• Exercise aim: Copy out every line in the entries below that includes "gvfsd".

• Input:
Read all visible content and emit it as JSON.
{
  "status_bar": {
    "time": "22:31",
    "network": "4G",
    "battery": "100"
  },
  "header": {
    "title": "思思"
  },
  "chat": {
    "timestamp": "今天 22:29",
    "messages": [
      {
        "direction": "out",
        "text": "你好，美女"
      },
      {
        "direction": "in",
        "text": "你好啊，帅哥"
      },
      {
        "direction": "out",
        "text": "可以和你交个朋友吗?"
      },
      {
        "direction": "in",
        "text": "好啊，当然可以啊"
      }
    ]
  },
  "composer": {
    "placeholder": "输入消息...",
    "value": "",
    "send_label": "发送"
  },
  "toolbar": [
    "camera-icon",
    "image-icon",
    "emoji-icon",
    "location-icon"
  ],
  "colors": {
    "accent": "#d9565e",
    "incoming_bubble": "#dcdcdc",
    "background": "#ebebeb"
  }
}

* * *

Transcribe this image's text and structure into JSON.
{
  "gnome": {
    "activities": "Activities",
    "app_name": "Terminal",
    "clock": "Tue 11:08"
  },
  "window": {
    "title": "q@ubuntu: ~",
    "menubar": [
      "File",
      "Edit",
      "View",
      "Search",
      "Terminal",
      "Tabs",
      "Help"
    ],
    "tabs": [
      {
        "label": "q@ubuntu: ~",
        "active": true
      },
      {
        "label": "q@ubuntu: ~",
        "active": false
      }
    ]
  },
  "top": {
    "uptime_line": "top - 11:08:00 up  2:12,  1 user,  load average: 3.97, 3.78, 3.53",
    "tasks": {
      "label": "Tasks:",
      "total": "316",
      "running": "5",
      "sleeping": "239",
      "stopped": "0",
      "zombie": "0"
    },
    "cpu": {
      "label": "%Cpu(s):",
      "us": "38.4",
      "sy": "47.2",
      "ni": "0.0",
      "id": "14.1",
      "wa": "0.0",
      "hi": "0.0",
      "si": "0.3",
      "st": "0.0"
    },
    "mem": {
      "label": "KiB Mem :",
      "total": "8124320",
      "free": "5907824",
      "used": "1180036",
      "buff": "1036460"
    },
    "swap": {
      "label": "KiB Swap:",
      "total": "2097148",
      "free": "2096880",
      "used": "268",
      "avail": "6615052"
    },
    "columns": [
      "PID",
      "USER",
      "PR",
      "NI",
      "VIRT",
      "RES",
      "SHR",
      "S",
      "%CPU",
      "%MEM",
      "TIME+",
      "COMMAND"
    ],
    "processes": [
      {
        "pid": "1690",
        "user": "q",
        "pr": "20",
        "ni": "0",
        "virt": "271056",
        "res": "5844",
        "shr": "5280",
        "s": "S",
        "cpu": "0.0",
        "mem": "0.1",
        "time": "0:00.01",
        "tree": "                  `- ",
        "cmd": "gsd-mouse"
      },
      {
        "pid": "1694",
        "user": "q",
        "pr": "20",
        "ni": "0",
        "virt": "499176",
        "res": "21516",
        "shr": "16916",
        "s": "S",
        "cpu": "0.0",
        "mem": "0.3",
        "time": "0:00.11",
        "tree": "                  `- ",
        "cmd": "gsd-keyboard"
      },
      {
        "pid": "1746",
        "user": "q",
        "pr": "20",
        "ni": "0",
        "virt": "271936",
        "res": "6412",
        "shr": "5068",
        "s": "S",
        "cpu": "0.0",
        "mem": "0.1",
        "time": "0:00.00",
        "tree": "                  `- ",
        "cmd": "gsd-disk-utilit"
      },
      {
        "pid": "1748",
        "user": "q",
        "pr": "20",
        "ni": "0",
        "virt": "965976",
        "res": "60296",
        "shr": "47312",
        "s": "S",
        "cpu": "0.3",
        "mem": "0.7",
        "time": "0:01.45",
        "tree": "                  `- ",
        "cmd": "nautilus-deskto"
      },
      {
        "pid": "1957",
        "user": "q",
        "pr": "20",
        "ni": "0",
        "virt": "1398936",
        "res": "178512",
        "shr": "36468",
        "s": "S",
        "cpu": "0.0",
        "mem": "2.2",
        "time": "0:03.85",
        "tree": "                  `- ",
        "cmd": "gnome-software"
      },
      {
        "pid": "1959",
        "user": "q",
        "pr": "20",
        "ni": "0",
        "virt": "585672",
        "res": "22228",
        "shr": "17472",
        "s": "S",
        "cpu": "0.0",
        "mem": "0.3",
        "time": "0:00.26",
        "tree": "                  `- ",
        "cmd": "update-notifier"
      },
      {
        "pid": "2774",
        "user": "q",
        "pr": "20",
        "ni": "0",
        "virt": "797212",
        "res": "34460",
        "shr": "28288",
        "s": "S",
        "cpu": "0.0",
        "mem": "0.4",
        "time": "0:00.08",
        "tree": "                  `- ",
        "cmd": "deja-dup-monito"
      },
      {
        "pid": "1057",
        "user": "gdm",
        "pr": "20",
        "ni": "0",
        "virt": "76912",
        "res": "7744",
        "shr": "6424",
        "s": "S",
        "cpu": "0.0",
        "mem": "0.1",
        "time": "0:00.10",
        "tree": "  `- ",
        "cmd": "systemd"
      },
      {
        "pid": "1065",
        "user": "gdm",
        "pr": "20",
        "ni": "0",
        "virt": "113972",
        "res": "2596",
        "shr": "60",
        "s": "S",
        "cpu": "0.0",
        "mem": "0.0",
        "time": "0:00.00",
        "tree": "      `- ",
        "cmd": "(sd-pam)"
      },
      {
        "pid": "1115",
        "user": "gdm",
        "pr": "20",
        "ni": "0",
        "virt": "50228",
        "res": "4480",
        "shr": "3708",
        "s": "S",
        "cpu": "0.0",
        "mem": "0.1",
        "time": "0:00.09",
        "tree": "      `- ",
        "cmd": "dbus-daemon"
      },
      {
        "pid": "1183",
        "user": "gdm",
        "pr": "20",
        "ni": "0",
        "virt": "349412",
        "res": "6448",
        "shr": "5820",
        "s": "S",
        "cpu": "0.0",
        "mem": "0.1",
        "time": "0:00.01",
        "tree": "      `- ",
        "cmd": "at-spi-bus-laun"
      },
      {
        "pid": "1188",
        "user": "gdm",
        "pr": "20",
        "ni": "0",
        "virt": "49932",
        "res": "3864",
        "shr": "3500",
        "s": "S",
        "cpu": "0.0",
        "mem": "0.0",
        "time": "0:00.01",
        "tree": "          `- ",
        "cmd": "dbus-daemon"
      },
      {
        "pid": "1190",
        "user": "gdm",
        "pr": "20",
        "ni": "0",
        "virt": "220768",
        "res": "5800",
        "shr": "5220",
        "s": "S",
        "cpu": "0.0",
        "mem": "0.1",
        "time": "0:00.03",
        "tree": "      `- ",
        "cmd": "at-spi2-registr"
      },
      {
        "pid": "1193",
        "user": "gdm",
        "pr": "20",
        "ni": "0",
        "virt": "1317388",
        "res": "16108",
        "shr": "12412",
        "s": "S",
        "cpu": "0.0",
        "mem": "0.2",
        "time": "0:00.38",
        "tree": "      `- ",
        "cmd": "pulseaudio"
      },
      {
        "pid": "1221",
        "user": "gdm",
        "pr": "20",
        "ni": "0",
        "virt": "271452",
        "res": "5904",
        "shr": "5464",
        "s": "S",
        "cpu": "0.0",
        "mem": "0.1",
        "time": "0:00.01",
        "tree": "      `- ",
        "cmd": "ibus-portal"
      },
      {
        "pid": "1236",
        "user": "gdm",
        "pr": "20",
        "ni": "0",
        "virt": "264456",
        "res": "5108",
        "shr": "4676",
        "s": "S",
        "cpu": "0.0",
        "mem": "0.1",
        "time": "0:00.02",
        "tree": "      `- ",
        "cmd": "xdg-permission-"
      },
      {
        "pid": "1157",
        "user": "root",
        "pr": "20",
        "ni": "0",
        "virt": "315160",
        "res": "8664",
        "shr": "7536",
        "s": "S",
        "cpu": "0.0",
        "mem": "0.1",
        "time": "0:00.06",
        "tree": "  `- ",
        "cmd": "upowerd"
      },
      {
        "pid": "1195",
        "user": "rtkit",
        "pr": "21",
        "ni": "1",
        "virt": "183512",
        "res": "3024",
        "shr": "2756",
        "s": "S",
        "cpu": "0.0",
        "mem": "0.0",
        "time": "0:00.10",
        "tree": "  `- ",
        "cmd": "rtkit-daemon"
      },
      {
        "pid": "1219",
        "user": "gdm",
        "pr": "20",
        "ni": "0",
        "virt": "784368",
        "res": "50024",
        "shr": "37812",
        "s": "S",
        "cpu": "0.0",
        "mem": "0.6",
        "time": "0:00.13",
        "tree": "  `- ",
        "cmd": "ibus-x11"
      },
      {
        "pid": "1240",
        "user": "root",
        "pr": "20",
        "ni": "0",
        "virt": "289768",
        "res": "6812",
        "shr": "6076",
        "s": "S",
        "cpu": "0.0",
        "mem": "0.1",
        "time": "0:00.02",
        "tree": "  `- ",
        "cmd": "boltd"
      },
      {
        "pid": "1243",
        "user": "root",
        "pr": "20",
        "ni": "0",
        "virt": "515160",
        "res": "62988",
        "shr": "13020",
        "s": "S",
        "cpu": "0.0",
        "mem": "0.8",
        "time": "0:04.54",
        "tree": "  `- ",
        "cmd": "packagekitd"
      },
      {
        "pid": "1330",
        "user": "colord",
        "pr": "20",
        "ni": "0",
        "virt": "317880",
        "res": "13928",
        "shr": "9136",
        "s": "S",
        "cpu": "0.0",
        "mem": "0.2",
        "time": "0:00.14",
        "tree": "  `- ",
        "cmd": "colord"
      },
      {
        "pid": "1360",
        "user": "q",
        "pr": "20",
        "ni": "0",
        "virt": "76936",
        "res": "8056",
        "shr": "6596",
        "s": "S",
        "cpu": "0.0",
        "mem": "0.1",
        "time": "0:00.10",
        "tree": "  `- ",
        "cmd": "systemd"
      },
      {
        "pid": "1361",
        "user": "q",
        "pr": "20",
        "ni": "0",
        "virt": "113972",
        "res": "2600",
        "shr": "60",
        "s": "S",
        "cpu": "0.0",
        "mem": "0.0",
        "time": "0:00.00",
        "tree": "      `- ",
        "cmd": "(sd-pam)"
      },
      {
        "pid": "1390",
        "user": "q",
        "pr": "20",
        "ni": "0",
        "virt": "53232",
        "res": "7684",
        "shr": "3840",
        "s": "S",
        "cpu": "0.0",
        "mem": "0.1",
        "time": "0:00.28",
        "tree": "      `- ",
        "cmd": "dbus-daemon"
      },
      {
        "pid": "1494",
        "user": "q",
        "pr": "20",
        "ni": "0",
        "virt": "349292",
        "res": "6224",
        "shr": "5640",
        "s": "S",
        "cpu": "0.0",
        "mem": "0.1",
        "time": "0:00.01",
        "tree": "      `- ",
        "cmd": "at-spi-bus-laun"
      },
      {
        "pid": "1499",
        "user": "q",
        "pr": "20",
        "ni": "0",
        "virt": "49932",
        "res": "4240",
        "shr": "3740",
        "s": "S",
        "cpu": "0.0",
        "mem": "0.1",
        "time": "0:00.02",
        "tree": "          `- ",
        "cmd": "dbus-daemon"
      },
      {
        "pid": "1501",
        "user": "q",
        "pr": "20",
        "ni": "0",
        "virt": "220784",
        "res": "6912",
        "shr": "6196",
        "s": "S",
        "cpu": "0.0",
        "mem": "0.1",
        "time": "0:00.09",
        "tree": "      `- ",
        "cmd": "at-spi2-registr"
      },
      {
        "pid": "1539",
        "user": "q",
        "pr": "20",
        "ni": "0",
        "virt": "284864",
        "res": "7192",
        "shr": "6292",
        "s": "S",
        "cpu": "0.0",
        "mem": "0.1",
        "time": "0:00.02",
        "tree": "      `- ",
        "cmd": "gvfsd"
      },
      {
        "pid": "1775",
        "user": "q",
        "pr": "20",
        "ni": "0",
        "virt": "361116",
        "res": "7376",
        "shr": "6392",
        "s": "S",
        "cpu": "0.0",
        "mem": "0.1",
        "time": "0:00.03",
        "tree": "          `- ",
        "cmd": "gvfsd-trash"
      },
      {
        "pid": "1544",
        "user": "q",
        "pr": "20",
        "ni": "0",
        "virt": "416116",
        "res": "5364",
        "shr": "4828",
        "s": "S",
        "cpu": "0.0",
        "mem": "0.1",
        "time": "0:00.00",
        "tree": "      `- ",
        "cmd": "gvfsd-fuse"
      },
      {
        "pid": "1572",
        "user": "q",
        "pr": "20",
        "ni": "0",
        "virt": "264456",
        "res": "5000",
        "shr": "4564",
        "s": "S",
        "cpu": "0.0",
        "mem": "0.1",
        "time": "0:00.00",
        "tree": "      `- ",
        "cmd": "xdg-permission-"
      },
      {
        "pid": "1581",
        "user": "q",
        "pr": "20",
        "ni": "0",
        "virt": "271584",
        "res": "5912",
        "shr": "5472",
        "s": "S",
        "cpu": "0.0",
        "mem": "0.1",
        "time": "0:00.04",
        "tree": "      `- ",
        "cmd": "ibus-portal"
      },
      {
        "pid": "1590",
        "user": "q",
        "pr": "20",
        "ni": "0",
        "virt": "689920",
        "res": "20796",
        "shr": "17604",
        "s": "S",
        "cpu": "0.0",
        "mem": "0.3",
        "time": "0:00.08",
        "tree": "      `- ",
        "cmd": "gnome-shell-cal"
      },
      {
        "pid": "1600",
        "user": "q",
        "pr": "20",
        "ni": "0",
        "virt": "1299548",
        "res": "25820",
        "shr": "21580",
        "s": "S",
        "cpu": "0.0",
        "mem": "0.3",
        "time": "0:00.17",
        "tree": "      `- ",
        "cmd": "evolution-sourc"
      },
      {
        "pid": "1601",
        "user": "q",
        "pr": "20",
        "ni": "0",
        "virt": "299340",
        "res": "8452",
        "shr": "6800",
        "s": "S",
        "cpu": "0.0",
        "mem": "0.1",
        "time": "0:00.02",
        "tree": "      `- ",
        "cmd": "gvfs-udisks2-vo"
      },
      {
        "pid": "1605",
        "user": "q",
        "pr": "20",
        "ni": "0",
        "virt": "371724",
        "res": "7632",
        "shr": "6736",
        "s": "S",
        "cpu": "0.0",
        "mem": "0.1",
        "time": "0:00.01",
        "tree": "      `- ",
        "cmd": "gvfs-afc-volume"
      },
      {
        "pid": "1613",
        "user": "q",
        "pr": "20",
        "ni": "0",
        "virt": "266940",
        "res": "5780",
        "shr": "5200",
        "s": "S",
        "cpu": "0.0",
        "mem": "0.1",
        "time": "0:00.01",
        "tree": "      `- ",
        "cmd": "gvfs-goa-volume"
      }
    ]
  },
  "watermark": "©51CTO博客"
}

• Exercise solution:
        "cmd": "gvfsd"
        "cmd": "gvfsd-trash"
        "cmd": "gvfsd-fuse"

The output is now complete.